Task instructions: The lines to extract begin at the one containing "Convert this chart to structured JSON data." and run to the end of the listing; set them down exactly and alone.

Records for the task:

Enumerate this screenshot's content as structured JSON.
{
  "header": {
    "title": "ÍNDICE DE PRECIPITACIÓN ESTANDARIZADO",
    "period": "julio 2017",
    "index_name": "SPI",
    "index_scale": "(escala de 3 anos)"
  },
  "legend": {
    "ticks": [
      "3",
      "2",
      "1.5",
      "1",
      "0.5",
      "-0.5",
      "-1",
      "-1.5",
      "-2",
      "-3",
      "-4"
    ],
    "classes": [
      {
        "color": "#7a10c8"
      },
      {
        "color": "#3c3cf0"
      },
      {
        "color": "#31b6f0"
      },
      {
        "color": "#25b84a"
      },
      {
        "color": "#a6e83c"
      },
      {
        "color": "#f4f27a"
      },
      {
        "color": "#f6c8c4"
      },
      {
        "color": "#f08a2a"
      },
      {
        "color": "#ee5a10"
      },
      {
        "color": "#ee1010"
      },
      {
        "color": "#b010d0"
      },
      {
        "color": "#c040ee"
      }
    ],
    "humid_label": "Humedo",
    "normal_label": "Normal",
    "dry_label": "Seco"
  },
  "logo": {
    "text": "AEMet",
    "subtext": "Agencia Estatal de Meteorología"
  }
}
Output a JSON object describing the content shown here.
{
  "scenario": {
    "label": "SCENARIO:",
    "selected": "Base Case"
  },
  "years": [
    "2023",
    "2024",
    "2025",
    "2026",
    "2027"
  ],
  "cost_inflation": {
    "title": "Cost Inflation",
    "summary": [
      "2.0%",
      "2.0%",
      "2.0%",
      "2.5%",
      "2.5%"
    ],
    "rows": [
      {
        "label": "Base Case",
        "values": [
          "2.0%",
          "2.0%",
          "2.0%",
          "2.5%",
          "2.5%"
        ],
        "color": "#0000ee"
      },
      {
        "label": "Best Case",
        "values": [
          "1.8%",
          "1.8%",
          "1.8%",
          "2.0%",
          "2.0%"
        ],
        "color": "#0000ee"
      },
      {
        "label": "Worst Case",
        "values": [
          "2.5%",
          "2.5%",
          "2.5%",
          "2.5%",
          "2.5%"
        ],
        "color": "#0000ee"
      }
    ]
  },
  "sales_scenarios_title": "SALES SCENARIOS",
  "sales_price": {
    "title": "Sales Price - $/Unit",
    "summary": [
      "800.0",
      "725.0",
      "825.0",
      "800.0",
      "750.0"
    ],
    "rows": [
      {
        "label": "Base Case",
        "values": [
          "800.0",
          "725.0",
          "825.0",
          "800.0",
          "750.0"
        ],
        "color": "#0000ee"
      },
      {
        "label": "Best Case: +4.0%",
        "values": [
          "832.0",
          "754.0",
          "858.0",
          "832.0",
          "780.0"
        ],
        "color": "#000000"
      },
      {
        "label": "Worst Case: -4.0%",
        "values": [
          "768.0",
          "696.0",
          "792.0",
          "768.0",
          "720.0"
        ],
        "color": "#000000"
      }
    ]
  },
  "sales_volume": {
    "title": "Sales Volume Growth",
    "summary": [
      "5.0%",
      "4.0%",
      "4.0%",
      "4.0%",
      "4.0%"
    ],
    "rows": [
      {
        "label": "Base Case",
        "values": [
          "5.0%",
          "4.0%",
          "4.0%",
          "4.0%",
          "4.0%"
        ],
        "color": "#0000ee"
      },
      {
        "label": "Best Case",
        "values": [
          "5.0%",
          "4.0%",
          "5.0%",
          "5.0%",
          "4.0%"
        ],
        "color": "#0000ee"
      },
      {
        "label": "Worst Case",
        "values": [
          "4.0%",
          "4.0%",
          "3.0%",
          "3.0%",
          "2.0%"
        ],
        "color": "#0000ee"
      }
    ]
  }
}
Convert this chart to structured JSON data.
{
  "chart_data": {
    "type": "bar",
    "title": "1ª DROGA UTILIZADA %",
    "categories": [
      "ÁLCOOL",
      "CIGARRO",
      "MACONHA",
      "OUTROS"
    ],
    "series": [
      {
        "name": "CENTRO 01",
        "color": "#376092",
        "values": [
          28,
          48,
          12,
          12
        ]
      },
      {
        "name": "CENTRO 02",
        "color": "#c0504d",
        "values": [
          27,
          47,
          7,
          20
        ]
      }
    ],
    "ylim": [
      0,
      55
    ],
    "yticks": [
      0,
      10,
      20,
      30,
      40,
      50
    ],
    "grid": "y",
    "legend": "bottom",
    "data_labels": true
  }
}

Answer in full:
Convert this chart to structured JSON data.
{
  "chart_data": {
    "type": "bar",
    "title": "1ª DROGA UTILIZADA %",
    "categories": [
      "ÁLCOOL",
      "CIGARRO",
      "MACONHA",
      "OUTROS"
    ],
    "series": [
      {
        "name": "CENTRO 01",
        "color": "#376092",
        "values": [
          28,
          48,
          12,
          12
        ]
      },
      {
        "name": "CENTRO 02",
        "color": "#c0504d",
        "values": [
          27,
          47,
          7,
          20
        ]
      }
    ],
    "ylim": [
      0,
      55
    ],
    "yticks": [
      0,
      10,
      20,
      30,
      40,
      50
    ],
    "grid": "y",
    "legend": "bottom",
    "data_labels": true
  }
}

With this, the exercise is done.